REQUIREMENT
Reproduce the material in full, unchanged.

RECORDS PROVIDED
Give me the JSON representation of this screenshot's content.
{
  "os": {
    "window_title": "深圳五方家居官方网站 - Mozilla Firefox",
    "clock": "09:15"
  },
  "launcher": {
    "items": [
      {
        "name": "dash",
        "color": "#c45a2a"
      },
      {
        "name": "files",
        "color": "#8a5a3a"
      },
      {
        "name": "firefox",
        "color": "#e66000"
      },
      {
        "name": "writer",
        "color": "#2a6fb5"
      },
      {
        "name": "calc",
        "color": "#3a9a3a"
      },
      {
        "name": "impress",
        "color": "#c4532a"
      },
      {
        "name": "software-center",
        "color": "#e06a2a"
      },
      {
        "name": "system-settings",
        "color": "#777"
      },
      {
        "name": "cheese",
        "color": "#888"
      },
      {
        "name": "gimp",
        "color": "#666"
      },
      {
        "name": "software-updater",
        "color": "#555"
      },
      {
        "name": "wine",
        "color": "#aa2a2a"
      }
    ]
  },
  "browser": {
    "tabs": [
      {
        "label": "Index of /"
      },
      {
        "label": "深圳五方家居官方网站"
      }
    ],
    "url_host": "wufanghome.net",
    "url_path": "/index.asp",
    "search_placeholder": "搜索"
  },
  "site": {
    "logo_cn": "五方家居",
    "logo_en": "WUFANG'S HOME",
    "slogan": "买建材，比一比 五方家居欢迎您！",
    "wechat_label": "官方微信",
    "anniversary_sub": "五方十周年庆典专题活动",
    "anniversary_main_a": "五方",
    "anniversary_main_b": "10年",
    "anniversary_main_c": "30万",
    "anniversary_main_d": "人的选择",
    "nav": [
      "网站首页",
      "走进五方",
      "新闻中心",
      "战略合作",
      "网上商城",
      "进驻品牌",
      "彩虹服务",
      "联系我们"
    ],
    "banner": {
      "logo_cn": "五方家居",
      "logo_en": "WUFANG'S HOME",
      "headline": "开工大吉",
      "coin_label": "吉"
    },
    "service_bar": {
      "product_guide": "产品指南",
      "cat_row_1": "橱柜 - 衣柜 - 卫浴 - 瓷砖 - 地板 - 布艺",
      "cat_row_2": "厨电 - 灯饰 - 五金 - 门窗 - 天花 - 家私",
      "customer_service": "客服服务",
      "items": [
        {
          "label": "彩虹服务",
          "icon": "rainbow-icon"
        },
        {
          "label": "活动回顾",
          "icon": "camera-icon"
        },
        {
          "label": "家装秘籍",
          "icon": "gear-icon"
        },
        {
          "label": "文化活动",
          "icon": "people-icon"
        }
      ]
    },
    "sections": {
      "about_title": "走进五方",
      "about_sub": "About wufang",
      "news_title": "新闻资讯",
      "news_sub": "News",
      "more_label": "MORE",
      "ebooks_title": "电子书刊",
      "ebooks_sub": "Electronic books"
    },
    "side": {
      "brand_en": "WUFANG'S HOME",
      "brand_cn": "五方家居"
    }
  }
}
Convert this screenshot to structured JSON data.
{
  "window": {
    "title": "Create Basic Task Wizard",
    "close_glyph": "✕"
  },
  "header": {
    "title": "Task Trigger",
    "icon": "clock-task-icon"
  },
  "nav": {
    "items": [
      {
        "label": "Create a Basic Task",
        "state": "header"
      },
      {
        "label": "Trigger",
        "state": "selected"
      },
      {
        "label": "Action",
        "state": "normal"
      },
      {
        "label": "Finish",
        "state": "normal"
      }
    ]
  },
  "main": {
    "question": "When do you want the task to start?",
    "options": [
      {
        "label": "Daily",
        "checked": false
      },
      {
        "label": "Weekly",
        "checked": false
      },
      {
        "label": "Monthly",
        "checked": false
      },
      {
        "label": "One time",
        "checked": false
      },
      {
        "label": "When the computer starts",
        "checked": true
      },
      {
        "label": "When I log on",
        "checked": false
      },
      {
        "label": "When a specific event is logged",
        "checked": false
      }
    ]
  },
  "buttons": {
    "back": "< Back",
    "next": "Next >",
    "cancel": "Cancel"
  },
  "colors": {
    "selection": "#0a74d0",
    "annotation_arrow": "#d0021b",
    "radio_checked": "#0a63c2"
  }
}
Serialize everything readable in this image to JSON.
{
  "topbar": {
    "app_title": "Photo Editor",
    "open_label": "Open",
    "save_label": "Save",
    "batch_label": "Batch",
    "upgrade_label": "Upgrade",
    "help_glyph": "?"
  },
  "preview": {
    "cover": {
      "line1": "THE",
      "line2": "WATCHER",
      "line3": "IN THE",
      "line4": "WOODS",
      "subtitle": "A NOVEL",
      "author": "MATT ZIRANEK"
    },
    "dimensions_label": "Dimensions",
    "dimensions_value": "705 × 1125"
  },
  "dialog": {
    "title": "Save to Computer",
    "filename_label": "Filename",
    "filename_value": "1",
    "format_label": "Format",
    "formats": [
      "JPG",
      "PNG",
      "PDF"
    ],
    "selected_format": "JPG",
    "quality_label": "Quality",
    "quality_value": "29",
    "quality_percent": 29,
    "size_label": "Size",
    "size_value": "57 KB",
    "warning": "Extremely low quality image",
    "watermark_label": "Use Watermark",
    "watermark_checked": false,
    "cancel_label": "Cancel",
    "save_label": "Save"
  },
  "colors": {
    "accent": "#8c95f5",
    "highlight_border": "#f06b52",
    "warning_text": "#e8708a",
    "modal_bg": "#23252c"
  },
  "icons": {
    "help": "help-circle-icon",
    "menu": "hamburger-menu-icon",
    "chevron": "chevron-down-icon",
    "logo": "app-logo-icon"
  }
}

RESPONSE
Give me the JSON representation of this screenshot's content.
{
  "os": {
    "window_title": "深圳五方家居官方网站 - Mozilla Firefox",
    "clock": "09:15"
  },
  "launcher": {
    "items": [
      {
        "name": "dash",
        "color": "#c45a2a"
      },
      {
        "name": "files",
        "color": "#8a5a3a"
      },
      {
        "name": "firefox",
        "color": "#e66000"
      },
      {
        "name": "writer",
        "color": "#2a6fb5"
      },
      {
        "name": "calc",
        "color": "#3a9a3a"
      },
      {
        "name": "impress",
        "color": "#c4532a"
      },
      {
        "name": "software-center",
        "color": "#e06a2a"
      },
      {
        "name": "system-settings",
        "color": "#777"
      },
      {
        "name": "cheese",
        "color": "#888"
      },
      {
        "name": "gimp",
        "color": "#666"
      },
      {
        "name": "software-updater",
        "color": "#555"
      },
      {
        "name": "wine",
        "color": "#aa2a2a"
      }
    ]
  },
  "browser": {
    "tabs": [
      {
        "label": "Index of /"
      },
      {
        "label": "深圳五方家居官方网站"
      }
    ],
    "url_host": "wufanghome.net",
    "url_path": "/index.asp",
    "search_placeholder": "搜索"
  },
  "site": {
    "logo_cn": "五方家居",
    "logo_en": "WUFANG'S HOME",
    "slogan": "买建材，比一比 五方家居欢迎您！",
    "wechat_label": "官方微信",
    "anniversary_sub": "五方十周年庆典专题活动",
    "anniversary_main_a": "五方",
    "anniversary_main_b": "10年",
    "anniversary_main_c": "30万",
    "anniversary_main_d": "人的选择",
    "nav": [
      "网站首页",
      "走进五方",
      "新闻中心",
      "战略合作",
      "网上商城",
      "进驻品牌",
      "彩虹服务",
      "联系我们"
    ],
    "banner": {
      "logo_cn": "五方家居",
      "logo_en": "WUFANG'S HOME",
      "headline": "开工大吉",
      "coin_label": "吉"
    },
    "service_bar": {
      "product_guide": "产品指南",
      "cat_row_1": "橱柜 - 衣柜 - 卫浴 - 瓷砖 - 地板 - 布艺",
      "cat_row_2": "厨电 - 灯饰 - 五金 - 门窗 - 天花 - 家私",
      "customer_service": "客服服务",
      "items": [
        {
          "label": "彩虹服务",
          "icon": "rainbow-icon"
        },
        {
          "label": "活动回顾",
          "icon": "camera-icon"
        },
        {
          "label": "家装秘籍",
          "icon": "gear-icon"
        },
        {
          "label": "文化活动",
          "icon": "people-icon"
        }
      ]
    },
    "sections": {
      "about_title": "走进五方",
      "about_sub": "About wufang",
      "news_title": "新闻资讯",
      "news_sub": "News",
      "more_label": "MORE",
      "ebooks_title": "电子书刊",
      "ebooks_sub": "Electronic books"
    },
    "side": {
      "brand_en": "WUFANG'S HOME",
      "brand_cn": "五方家居"
    }
  }
}
Convert this screenshot to structured JSON data.
{
  "window": {
    "title": "Create Basic Task Wizard",
    "close_glyph": "✕"
  },
  "header": {
    "title": "Task Trigger",
    "icon": "clock-task-icon"
  },
  "nav": {
    "items": [
      {
        "label": "Create a Basic Task",
        "state": "header"
      },
      {
        "label": "Trigger",
        "state": "selected"
      },
      {
        "label": "Action",
        "state": "normal"
      },
      {
        "label": "Finish",
        "state": "normal"
      }
    ]
  },
  "main": {
    "question": "When do you want the task to start?",
    "options": [
      {
        "label": "Daily",
        "checked": false
      },
      {
        "label": "Weekly",
        "checked": false
      },
      {
        "label": "Monthly",
        "checked": false
      },
      {
        "label": "One time",
        "checked": false
      },
      {
        "label": "When the computer starts",
        "checked": true
      },
      {
        "label": "When I log on",
        "checked": false
      },
      {
        "label": "When a specific event is logged",
        "checked": false
      }
    ]
  },
  "buttons": {
    "back": "< Back",
    "next": "Next >",
    "cancel": "Cancel"
  },
  "colors": {
    "selection": "#0a74d0",
    "annotation_arrow": "#d0021b",
    "radio_checked": "#0a63c2"
  }
}
Serialize everything readable in this image to JSON.
{
  "topbar": {
    "app_title": "Photo Editor",
    "open_label": "Open",
    "save_label": "Save",
    "batch_label": "Batch",
    "upgrade_label": "Upgrade",
    "help_glyph": "?"
  },
  "preview": {
    "cover": {
      "line1": "THE",
      "line2": "WATCHER",
      "line3": "IN THE",
      "line4": "WOODS",
      "subtitle": "A NOVEL",
      "author": "MATT ZIRANEK"
    },
    "dimensions_label": "Dimensions",
    "dimensions_value": "705 × 1125"
  },
  "dialog": {
    "title": "Save to Computer",
    "filename_label": "Filename",
    "filename_value": "1",
    "format_label": "Format",
    "formats": [
      "JPG",
      "PNG",
      "PDF"
    ],
    "selected_format": "JPG",
    "quality_label": "Quality",
    "quality_value": "29",
    "quality_percent": 29,
    "size_label": "Size",
    "size_value": "57 KB",
    "warning": "Extremely low quality image",
    "watermark_label": "Use Watermark",
    "watermark_checked": false,
    "cancel_label": "Cancel",
    "save_label": "Save"
  },
  "colors": {
    "accent": "#8c95f5",
    "highlight_border": "#f06b52",
    "warning_text": "#e8708a",
    "modal_bg": "#23252c"
  },
  "icons": {
    "help": "help-circle-icon",
    "menu": "hamburger-menu-icon",
    "chevron": "chevron-down-icon",
    "logo": "app-logo-icon"
  }
}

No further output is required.